------ SUPPLIED DATA ------
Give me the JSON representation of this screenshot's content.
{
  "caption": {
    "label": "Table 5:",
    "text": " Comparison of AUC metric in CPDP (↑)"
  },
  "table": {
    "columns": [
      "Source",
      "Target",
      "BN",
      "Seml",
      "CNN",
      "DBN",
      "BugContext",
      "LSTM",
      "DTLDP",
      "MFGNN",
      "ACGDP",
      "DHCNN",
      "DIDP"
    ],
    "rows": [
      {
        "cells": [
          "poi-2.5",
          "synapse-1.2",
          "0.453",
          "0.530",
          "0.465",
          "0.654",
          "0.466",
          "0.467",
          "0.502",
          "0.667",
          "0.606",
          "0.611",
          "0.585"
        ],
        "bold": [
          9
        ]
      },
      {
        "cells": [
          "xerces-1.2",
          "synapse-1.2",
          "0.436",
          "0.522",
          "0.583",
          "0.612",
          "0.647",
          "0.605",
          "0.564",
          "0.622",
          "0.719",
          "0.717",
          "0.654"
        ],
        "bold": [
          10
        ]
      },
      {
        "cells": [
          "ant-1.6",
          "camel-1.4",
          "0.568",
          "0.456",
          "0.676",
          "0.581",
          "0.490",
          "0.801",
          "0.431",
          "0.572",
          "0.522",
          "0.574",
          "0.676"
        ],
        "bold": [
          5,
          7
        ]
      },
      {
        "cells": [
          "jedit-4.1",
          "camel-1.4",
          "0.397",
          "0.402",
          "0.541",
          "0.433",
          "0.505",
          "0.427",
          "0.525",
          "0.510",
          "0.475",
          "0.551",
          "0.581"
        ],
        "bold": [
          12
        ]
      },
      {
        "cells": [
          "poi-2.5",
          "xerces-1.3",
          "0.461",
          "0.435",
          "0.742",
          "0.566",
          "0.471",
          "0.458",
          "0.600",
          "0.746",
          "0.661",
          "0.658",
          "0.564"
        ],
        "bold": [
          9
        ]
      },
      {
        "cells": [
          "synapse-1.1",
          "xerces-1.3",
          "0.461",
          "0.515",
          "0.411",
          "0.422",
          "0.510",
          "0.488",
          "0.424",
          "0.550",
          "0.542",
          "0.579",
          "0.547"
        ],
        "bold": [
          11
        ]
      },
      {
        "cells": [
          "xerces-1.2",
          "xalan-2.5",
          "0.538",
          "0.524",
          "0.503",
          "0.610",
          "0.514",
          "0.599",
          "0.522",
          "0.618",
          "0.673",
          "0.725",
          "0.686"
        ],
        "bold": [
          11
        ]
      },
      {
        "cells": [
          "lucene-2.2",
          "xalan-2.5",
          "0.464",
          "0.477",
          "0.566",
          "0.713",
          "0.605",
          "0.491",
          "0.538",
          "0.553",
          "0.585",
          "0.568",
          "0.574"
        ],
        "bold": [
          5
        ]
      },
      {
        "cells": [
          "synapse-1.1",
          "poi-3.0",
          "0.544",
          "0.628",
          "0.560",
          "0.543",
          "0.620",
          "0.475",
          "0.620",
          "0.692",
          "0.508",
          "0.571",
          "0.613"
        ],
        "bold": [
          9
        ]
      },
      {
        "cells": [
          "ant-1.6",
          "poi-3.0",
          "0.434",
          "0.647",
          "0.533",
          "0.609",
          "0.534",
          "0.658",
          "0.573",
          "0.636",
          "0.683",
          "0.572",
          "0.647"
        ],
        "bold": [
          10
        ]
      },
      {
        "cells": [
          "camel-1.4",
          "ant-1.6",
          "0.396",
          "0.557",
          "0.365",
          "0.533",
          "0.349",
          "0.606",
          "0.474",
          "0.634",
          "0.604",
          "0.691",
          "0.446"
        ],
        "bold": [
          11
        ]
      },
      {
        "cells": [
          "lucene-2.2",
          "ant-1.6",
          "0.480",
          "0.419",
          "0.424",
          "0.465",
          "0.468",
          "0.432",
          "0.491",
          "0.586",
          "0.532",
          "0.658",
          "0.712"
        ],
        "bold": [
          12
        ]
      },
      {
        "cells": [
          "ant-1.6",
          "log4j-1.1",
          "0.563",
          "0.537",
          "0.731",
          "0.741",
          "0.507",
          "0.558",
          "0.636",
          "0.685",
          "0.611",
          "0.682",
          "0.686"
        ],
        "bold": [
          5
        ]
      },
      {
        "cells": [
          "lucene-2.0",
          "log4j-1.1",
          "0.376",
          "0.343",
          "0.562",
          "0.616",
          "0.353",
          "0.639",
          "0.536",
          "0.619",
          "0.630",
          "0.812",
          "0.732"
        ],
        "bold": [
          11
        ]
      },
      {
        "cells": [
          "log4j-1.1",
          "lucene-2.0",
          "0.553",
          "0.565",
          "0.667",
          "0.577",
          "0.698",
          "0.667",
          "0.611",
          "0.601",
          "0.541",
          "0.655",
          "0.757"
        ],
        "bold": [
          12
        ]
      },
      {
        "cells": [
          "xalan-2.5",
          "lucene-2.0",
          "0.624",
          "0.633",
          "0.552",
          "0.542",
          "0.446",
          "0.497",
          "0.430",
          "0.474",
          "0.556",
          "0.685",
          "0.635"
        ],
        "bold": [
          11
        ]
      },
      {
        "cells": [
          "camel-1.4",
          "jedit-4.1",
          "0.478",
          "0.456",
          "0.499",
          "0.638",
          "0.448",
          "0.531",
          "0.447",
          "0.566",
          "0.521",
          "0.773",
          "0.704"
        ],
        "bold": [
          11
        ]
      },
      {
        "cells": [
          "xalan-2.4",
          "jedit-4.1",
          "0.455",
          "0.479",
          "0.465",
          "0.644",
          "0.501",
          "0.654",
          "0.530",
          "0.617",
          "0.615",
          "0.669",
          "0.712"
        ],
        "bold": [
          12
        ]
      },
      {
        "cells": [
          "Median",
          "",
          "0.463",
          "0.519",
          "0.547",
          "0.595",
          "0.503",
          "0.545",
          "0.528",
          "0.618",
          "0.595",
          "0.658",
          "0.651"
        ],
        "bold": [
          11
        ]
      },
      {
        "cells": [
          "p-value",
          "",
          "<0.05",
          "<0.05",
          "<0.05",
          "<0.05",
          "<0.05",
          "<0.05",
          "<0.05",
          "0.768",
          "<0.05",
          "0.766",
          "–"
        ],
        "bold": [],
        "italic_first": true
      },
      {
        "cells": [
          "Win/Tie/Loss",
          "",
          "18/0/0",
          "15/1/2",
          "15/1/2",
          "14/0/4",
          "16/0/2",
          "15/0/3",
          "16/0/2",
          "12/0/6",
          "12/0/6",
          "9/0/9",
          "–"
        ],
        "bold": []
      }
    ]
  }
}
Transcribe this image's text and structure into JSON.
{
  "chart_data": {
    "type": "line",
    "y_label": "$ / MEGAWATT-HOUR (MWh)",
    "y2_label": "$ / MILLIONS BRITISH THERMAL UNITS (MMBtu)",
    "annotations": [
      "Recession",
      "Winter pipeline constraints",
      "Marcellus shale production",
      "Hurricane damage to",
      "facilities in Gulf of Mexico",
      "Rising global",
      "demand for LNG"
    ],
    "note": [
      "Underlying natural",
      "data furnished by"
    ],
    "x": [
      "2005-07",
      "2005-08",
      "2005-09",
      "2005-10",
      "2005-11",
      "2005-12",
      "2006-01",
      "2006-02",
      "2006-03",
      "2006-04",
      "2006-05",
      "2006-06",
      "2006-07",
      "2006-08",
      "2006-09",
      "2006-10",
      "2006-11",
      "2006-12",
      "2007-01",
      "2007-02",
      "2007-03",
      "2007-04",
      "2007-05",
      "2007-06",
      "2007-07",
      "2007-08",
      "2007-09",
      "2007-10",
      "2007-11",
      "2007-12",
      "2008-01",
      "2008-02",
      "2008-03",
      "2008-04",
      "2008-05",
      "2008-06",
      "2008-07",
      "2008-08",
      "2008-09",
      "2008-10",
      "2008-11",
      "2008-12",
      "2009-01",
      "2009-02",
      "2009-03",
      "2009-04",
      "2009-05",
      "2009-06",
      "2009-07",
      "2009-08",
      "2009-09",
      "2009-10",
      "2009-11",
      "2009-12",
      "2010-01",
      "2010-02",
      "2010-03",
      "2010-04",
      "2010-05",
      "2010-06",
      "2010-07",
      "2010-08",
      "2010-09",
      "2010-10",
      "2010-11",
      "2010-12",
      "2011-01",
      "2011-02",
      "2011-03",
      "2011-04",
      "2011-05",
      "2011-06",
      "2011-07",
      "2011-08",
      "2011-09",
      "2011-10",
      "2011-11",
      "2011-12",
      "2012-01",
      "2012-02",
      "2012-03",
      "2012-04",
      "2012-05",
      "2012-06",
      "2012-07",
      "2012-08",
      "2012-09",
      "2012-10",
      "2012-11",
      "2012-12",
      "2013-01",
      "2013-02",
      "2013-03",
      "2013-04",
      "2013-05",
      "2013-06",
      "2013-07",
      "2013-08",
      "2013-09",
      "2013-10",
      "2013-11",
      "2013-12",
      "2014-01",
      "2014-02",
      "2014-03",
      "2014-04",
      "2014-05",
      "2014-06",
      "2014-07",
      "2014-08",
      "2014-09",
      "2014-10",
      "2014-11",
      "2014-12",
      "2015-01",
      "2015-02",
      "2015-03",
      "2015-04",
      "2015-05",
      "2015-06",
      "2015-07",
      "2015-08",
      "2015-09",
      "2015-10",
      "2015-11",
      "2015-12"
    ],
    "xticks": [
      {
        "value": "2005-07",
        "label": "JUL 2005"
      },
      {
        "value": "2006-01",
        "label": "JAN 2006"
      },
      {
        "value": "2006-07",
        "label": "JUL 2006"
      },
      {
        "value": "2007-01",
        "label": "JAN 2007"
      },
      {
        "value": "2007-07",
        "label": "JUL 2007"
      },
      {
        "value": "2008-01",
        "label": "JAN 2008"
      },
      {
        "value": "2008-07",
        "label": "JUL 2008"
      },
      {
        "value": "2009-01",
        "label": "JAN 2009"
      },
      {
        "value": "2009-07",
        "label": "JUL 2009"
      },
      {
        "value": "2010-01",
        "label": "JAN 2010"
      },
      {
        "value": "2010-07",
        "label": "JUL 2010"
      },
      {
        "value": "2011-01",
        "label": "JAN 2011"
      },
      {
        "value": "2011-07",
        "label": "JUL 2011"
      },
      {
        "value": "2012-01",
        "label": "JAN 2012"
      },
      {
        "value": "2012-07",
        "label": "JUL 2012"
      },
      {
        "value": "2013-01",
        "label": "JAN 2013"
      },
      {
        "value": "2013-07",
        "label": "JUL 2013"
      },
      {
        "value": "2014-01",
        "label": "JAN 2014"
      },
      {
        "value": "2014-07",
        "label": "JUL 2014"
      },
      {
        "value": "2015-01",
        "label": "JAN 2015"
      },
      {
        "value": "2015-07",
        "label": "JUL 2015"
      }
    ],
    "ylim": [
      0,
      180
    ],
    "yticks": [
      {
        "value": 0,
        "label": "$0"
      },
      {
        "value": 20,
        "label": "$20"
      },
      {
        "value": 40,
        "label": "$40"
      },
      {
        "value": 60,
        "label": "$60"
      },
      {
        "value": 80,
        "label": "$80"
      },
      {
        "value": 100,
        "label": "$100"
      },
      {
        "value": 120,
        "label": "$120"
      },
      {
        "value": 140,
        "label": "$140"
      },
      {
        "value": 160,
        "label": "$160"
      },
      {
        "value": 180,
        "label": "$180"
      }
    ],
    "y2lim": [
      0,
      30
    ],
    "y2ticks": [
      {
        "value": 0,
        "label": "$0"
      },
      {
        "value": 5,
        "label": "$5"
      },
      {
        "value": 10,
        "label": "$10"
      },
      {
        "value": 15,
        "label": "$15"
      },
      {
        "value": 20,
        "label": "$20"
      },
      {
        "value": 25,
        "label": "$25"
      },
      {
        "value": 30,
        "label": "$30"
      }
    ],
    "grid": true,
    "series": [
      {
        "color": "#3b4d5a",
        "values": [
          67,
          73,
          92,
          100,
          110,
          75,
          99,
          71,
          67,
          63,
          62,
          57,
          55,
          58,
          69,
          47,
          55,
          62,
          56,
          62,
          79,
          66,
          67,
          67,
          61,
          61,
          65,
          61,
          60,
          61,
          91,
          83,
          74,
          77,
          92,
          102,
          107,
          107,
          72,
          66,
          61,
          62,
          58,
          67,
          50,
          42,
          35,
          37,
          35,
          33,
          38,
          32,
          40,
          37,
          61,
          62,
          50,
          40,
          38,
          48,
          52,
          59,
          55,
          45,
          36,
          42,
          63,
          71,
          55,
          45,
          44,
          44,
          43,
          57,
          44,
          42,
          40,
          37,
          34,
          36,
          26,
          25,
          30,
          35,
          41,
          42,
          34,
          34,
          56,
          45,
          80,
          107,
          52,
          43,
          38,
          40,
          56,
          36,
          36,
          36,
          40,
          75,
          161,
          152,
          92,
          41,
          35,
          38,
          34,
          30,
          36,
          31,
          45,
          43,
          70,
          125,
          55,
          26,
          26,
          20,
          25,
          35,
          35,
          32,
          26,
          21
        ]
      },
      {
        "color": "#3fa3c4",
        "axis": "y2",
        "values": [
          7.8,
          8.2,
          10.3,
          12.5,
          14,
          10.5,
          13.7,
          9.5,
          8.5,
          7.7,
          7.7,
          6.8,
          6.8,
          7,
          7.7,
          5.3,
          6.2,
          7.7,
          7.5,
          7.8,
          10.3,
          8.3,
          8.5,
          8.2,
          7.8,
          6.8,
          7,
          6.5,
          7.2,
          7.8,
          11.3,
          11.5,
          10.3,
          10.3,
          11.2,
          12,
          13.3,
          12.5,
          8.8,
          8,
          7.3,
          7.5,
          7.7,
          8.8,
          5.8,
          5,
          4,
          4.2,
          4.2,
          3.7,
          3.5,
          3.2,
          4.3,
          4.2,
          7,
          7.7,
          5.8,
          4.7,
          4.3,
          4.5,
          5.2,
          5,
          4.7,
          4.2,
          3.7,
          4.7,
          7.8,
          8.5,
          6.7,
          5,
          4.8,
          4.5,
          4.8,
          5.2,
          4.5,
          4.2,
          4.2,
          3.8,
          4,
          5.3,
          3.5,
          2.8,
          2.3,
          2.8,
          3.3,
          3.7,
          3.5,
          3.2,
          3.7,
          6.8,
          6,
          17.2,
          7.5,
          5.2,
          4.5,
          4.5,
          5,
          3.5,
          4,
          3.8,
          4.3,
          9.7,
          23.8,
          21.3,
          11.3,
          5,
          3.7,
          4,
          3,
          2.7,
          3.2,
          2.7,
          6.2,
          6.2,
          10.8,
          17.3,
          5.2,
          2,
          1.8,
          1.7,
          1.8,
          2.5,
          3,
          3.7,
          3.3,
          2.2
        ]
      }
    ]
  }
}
------
* [PROBLEM]: Note every line above where the string "JSON" shows up, and copy those lines.

* [EXPECTED ANSWER]:
Give me the JSON representation of this screenshot's content.
Transcribe this image's text and structure into JSON.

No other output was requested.